:: Goal ::
Below are entries; tally how many lines hold the string "name" and answer with only that figure.

:: Supplied data ::
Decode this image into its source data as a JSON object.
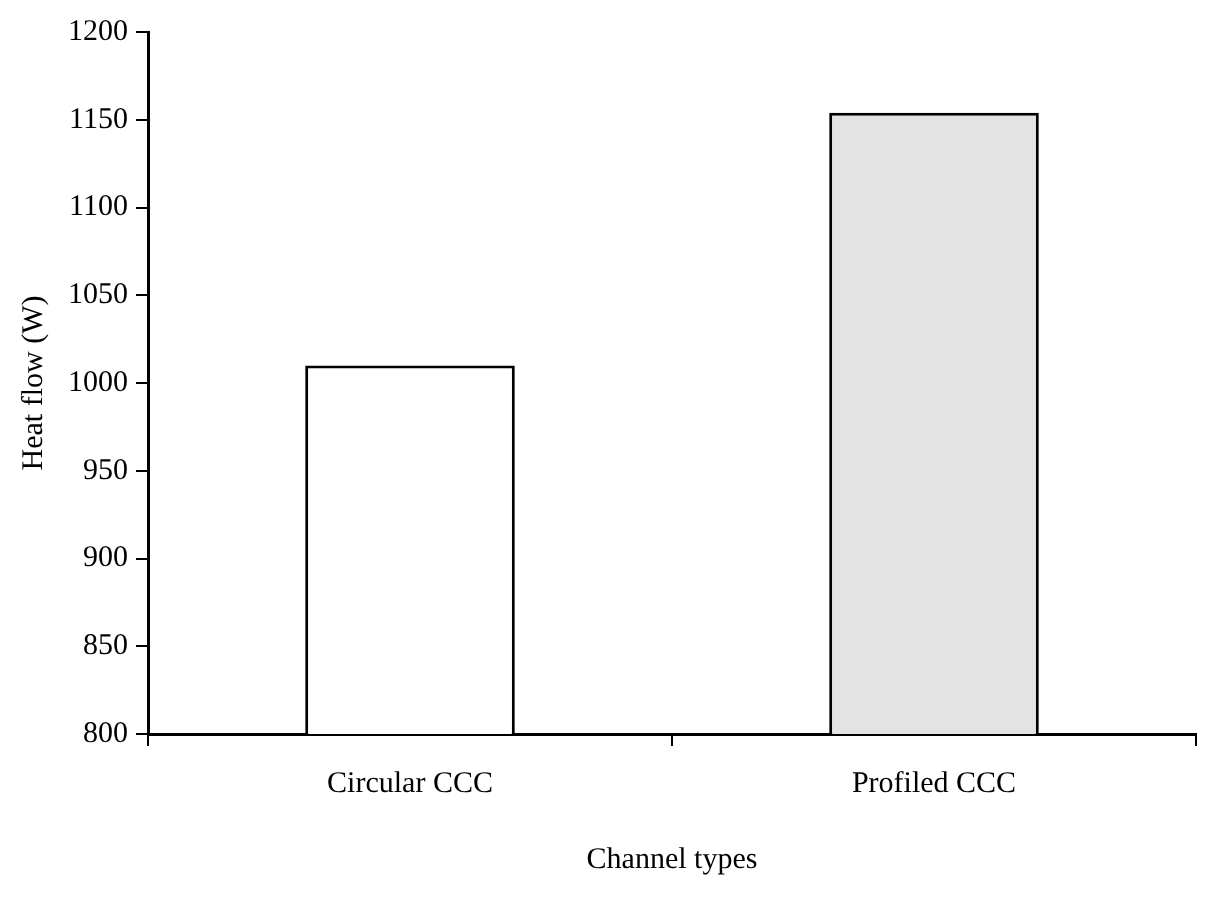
{
  "chart_data": {
    "type": "bar",
    "xlabel": "Channel types",
    "ylabel": "Heat flow (W)",
    "categories": [
      "Circular CCC",
      "Profiled CCC"
    ],
    "values": [
      1010,
      1154
    ],
    "colors": [
      "#ffffff",
      "#e3e3e3"
    ],
    "ylim": [
      800,
      1200
    ],
    "yticks": [
      800,
      850,
      900,
      950,
      1000,
      1050,
      1100,
      1150,
      1200
    ],
    "grid": false,
    "legend": false
  }
}
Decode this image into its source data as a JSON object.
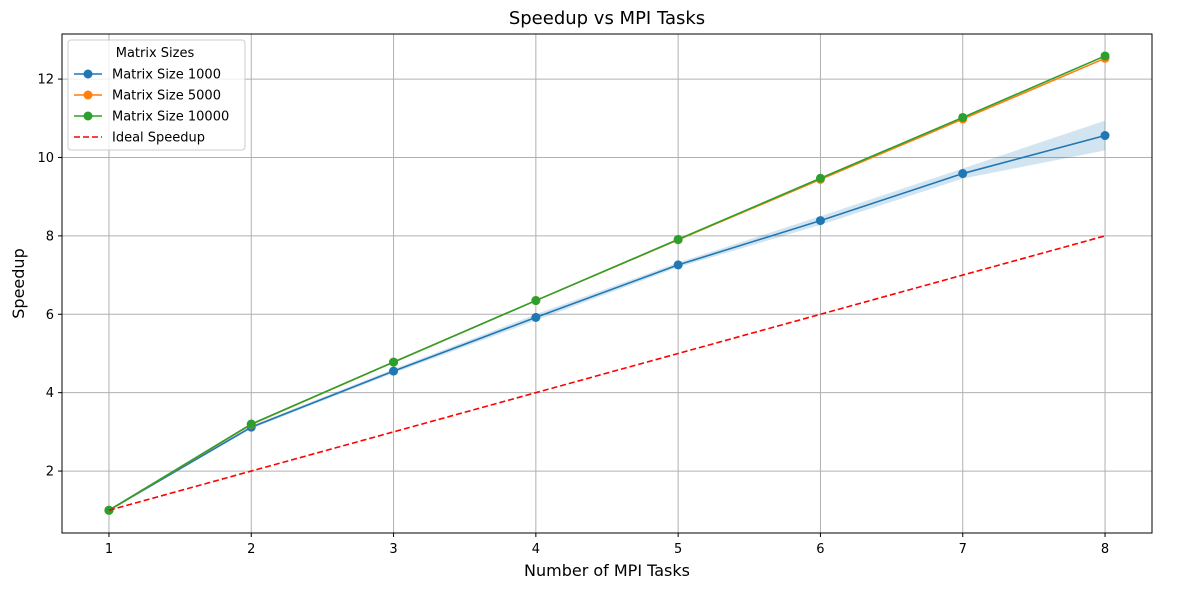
{
  "chart_data": {
    "type": "line",
    "title": "Speedup vs MPI Tasks",
    "xlabel": "Number of MPI Tasks",
    "ylabel": "Speedup",
    "x": [
      1,
      2,
      3,
      4,
      5,
      6,
      7,
      8
    ],
    "xlim": [
      0.67,
      8.33
    ],
    "ylim": [
      0.42,
      13.15
    ],
    "xticks": [
      1,
      2,
      3,
      4,
      5,
      6,
      7,
      8
    ],
    "yticks": [
      2,
      4,
      6,
      8,
      10,
      12
    ],
    "grid": true,
    "legend": {
      "title": "Matrix Sizes",
      "placement": "top-left"
    },
    "series": [
      {
        "name": "Matrix Size 1000",
        "color": "#1f77b4",
        "style": "solid",
        "marker": "circle",
        "values": [
          1.0,
          3.12,
          4.55,
          5.92,
          7.26,
          8.39,
          9.59,
          10.56
        ],
        "band_lower": [
          1.0,
          3.08,
          4.5,
          5.84,
          7.2,
          8.28,
          9.46,
          10.18
        ],
        "band_upper": [
          1.0,
          3.16,
          4.6,
          6.0,
          7.32,
          8.5,
          9.72,
          10.94
        ]
      },
      {
        "name": "Matrix Size 5000",
        "color": "#ff7f0e",
        "style": "solid",
        "marker": "circle",
        "values": [
          1.0,
          3.19,
          4.78,
          6.35,
          7.9,
          9.44,
          10.98,
          12.53
        ]
      },
      {
        "name": "Matrix Size 10000",
        "color": "#2ca02c",
        "style": "solid",
        "marker": "circle",
        "values": [
          1.0,
          3.2,
          4.78,
          6.35,
          7.91,
          9.47,
          11.02,
          12.59
        ]
      },
      {
        "name": "Ideal Speedup",
        "color": "#ff0000",
        "style": "dashed",
        "marker": "none",
        "values": [
          1,
          2,
          3,
          4,
          5,
          6,
          7,
          8
        ]
      }
    ]
  }
}
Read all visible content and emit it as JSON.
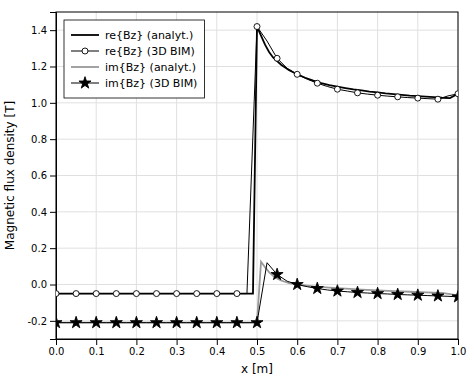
{
  "chart_data": {
    "type": "line",
    "xlabel": "x [m]",
    "ylabel": "Magnetic flux density [T]",
    "xlim": [
      0,
      1.0
    ],
    "ylim": [
      -0.3,
      1.5
    ],
    "xticks": [
      {
        "value": 0.0,
        "label": "0.0"
      },
      0.1,
      0.2,
      0.3,
      0.4,
      0.5,
      0.6,
      0.7,
      0.8,
      0.9,
      {
        "value": 1.0,
        "label": "1.0"
      }
    ],
    "yticks": [
      -0.2,
      {
        "value": 0.0,
        "label": "0.0"
      },
      0.2,
      0.4,
      0.6,
      0.8,
      {
        "value": 1.0,
        "label": "1.0"
      },
      1.2,
      1.4
    ],
    "grid": true,
    "legend": "upper left",
    "series": [
      {
        "name": "re{Bz} (analyt.)",
        "color": "#000000",
        "line_style": "solid",
        "x": [
          0.0,
          0.1,
          0.2,
          0.3,
          0.4,
          0.49,
          0.5,
          0.51,
          0.52,
          0.53,
          0.54,
          0.55,
          0.56,
          0.57,
          0.58,
          0.59,
          0.6,
          0.62,
          0.64,
          0.66,
          0.68,
          0.7,
          0.72,
          0.74,
          0.76,
          0.78,
          0.8,
          0.82,
          0.84,
          0.86,
          0.88,
          0.9,
          0.92,
          0.94,
          0.96,
          0.98,
          1.0
        ],
        "values": [
          -0.05,
          -0.05,
          -0.05,
          -0.05,
          -0.05,
          -0.05,
          1.42,
          1.37,
          1.32,
          1.28,
          1.25,
          1.23,
          1.21,
          1.195,
          1.18,
          1.168,
          1.157,
          1.138,
          1.122,
          1.109,
          1.098,
          1.089,
          1.081,
          1.074,
          1.068,
          1.062,
          1.057,
          1.052,
          1.048,
          1.044,
          1.04,
          1.037,
          1.034,
          1.031,
          1.028,
          1.026,
          1.05
        ]
      },
      {
        "name": "re{Bz} (3D BIM)",
        "color": "#000000",
        "line_style": "solid",
        "marker": "circle",
        "x": [
          0.0,
          0.025,
          0.05,
          0.075,
          0.1,
          0.125,
          0.15,
          0.175,
          0.2,
          0.225,
          0.25,
          0.275,
          0.3,
          0.325,
          0.35,
          0.375,
          0.4,
          0.425,
          0.45,
          0.475,
          0.5,
          0.525,
          0.55,
          0.575,
          0.6,
          0.625,
          0.65,
          0.675,
          0.7,
          0.725,
          0.75,
          0.775,
          0.8,
          0.825,
          0.85,
          0.875,
          0.9,
          0.925,
          0.95,
          0.975,
          1.0
        ],
        "values": [
          -0.05,
          -0.05,
          -0.05,
          -0.05,
          -0.05,
          -0.05,
          -0.05,
          -0.05,
          -0.05,
          -0.05,
          -0.05,
          -0.05,
          -0.05,
          -0.05,
          -0.05,
          -0.05,
          -0.05,
          -0.05,
          -0.05,
          -0.05,
          1.42,
          1.34,
          1.245,
          1.19,
          1.157,
          1.13,
          1.108,
          1.09,
          1.075,
          1.065,
          1.055,
          1.048,
          1.042,
          1.037,
          1.033,
          1.029,
          1.026,
          1.023,
          1.02,
          1.038,
          1.05
        ]
      },
      {
        "name": "im{Bz} (analyt.)",
        "color": "#999999",
        "line_style": "solid",
        "x": [
          0.0,
          0.1,
          0.2,
          0.3,
          0.4,
          0.49,
          0.5,
          0.51,
          0.52,
          0.53,
          0.54,
          0.55,
          0.56,
          0.58,
          0.6,
          0.64,
          0.68,
          0.72,
          0.76,
          0.8,
          0.84,
          0.88,
          0.92,
          0.96,
          1.0
        ],
        "values": [
          -0.21,
          -0.21,
          -0.21,
          -0.21,
          -0.21,
          -0.21,
          -0.21,
          0.125,
          0.095,
          0.068,
          0.048,
          0.033,
          0.022,
          0.008,
          0.0,
          -0.01,
          -0.017,
          -0.023,
          -0.028,
          -0.032,
          -0.036,
          -0.04,
          -0.043,
          -0.046,
          -0.06
        ]
      },
      {
        "name": "im{Bz} (3D BIM)",
        "color": "#000000",
        "line_style": "solid",
        "marker": "star",
        "x": [
          0.0,
          0.025,
          0.05,
          0.075,
          0.1,
          0.125,
          0.15,
          0.175,
          0.2,
          0.225,
          0.25,
          0.275,
          0.3,
          0.325,
          0.35,
          0.375,
          0.4,
          0.425,
          0.45,
          0.475,
          0.5,
          0.525,
          0.55,
          0.575,
          0.6,
          0.625,
          0.65,
          0.675,
          0.7,
          0.725,
          0.75,
          0.775,
          0.8,
          0.825,
          0.85,
          0.875,
          0.9,
          0.925,
          0.95,
          0.975,
          1.0
        ],
        "values": [
          -0.21,
          -0.21,
          -0.21,
          -0.21,
          -0.21,
          -0.21,
          -0.21,
          -0.21,
          -0.21,
          -0.21,
          -0.21,
          -0.21,
          -0.21,
          -0.21,
          -0.21,
          -0.21,
          -0.21,
          -0.21,
          -0.21,
          -0.21,
          -0.21,
          0.12,
          0.055,
          0.018,
          0.0,
          -0.012,
          -0.022,
          -0.03,
          -0.036,
          -0.04,
          -0.044,
          -0.047,
          -0.05,
          -0.052,
          -0.055,
          -0.057,
          -0.059,
          -0.061,
          -0.063,
          -0.065,
          -0.068
        ]
      }
    ]
  }
}
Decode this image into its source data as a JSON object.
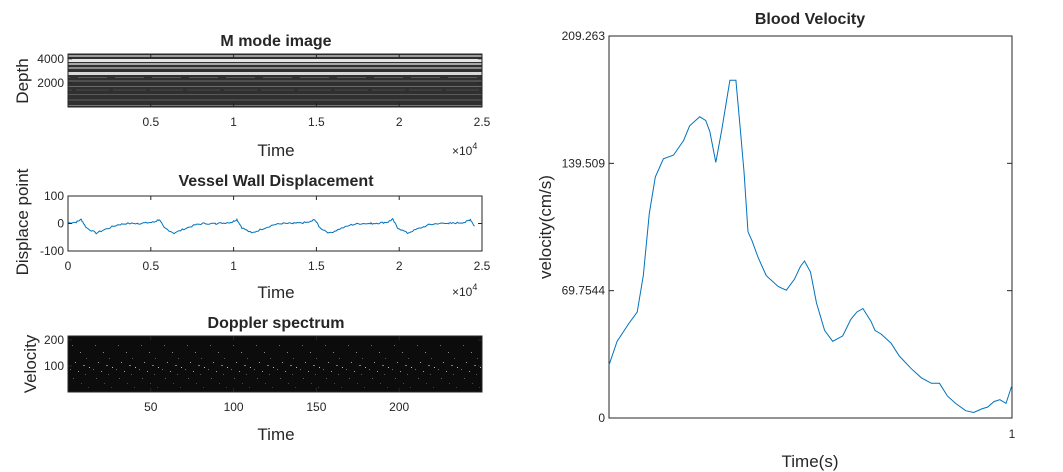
{
  "charts": [
    {
      "title": "M mode image",
      "type": "heatmap",
      "xlabel": "Time",
      "ylabel": "Depth",
      "x_exponent_label": "×10",
      "x_exponent": "4",
      "xticks": [
        "0.5",
        "1",
        "1.5",
        "2",
        "2.5"
      ],
      "xtick_values": [
        0.5,
        1,
        1.5,
        2,
        2.5
      ],
      "xlim": [
        0,
        2.5
      ],
      "yticks": [
        "2000",
        "4000"
      ],
      "ytick_values": [
        2000,
        4000
      ],
      "ylim": [
        0,
        4400
      ],
      "grid": false
    },
    {
      "title": "Vessel Wall Displacement",
      "type": "line",
      "xlabel": "Time",
      "ylabel": "Displace point",
      "x_exponent_label": "×10",
      "x_exponent": "4",
      "xticks": [
        "0",
        "0.5",
        "1",
        "1.5",
        "2",
        "2.5"
      ],
      "xtick_values": [
        0,
        0.5,
        1,
        1.5,
        2,
        2.5
      ],
      "xlim": [
        0,
        2.5
      ],
      "yticks": [
        "100",
        "0",
        "-100"
      ],
      "ytick_values": [
        100,
        0,
        -100
      ],
      "ylim": [
        -100,
        100
      ],
      "line_color": "#0072bd",
      "pattern": {
        "cycle_length": 0.47,
        "first_cycle_start": -0.05,
        "points_in_cycle": [
          [
            0,
            0
          ],
          [
            0.05,
            2
          ],
          [
            0.1,
            5
          ],
          [
            0.13,
            15
          ],
          [
            0.16,
            -15
          ],
          [
            0.22,
            -35
          ],
          [
            0.28,
            -20
          ],
          [
            0.35,
            -5
          ],
          [
            0.4,
            0
          ],
          [
            0.47,
            0
          ]
        ]
      },
      "grid": false
    },
    {
      "title": "Doppler spectrum",
      "type": "heatmap",
      "xlabel": "Time",
      "ylabel": "Velocity",
      "xticks": [
        "50",
        "100",
        "150",
        "200"
      ],
      "xtick_values": [
        50,
        100,
        150,
        200
      ],
      "xlim": [
        0,
        250
      ],
      "yticks": [
        "100",
        "200"
      ],
      "ytick_values": [
        100,
        200
      ],
      "ylim": [
        0,
        215
      ],
      "grid": false
    },
    {
      "title": "Blood Velocity",
      "type": "line",
      "xlabel": "Time(s)",
      "ylabel": "velocity(cm/s)",
      "xticks": [
        "1"
      ],
      "xtick_values": [
        1
      ],
      "xlim": [
        0,
        1
      ],
      "yticks": [
        "0",
        "69.7544",
        "139.509",
        "209.263"
      ],
      "ytick_values": [
        0,
        69.7544,
        139.509,
        209.263
      ],
      "ylim": [
        0,
        209.263
      ],
      "line_color": "#0072bd",
      "x": [
        0,
        0.02,
        0.05,
        0.07,
        0.085,
        0.1,
        0.115,
        0.135,
        0.16,
        0.185,
        0.2,
        0.225,
        0.24,
        0.25,
        0.265,
        0.28,
        0.3,
        0.315,
        0.325,
        0.335,
        0.345,
        0.355,
        0.37,
        0.39,
        0.42,
        0.44,
        0.46,
        0.475,
        0.485,
        0.5,
        0.515,
        0.535,
        0.555,
        0.58,
        0.6,
        0.615,
        0.63,
        0.65,
        0.66,
        0.675,
        0.7,
        0.72,
        0.75,
        0.775,
        0.8,
        0.82,
        0.84,
        0.86,
        0.885,
        0.905,
        0.925,
        0.94,
        0.955,
        0.97,
        0.985,
        1.0
      ],
      "y": [
        29,
        42,
        52,
        58,
        78,
        112,
        132,
        142,
        144,
        152,
        160,
        165,
        163,
        157,
        140,
        158,
        185,
        185,
        160,
        135,
        102,
        97,
        88,
        78,
        72,
        70,
        76,
        83,
        86,
        80,
        63,
        48,
        42,
        45,
        54,
        58,
        60,
        53,
        48,
        46,
        41,
        34,
        27,
        22,
        19,
        19,
        12,
        8,
        4,
        3,
        5,
        6,
        9,
        10,
        8,
        18
      ]
    }
  ]
}
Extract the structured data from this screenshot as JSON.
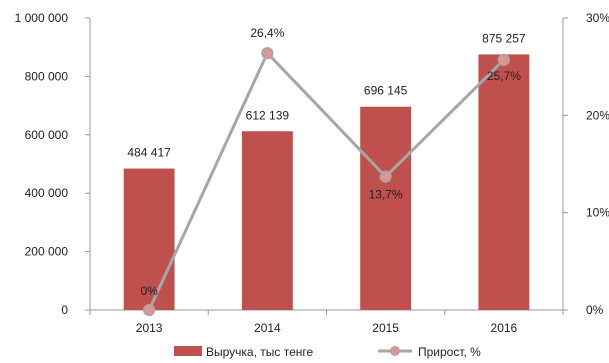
{
  "chart_data": {
    "type": "bar+line",
    "categories": [
      "2013",
      "2014",
      "2015",
      "2016"
    ],
    "series": [
      {
        "name": "Выручка, тыс тенге",
        "type": "bar",
        "axis": "left",
        "values": [
          484417,
          612139,
          696145,
          875257
        ],
        "labels": [
          "484 417",
          "612 139",
          "696 145",
          "875 257"
        ],
        "color": "#c0504d"
      },
      {
        "name": "Прирост, %",
        "type": "line",
        "axis": "right",
        "values": [
          0,
          26.4,
          13.7,
          25.7
        ],
        "labels": [
          "0%",
          "26,4%",
          "13,7%",
          "25,7%"
        ],
        "color": "#a6a6a6",
        "marker_color": "#d99694"
      }
    ],
    "y_left": {
      "lim": [
        0,
        1000000
      ],
      "ticks": [
        0,
        200000,
        400000,
        600000,
        800000,
        1000000
      ],
      "tick_labels": [
        "0",
        "200 000",
        "400 000",
        "600 000",
        "800 000",
        "1 000 000"
      ]
    },
    "y_right": {
      "lim": [
        0,
        30
      ],
      "ticks": [
        0,
        10,
        20,
        30
      ],
      "tick_labels": [
        "0%",
        "10%",
        "20%",
        "30%"
      ]
    },
    "grid": false,
    "legend_position": "bottom"
  }
}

:: Reply to the task ::
10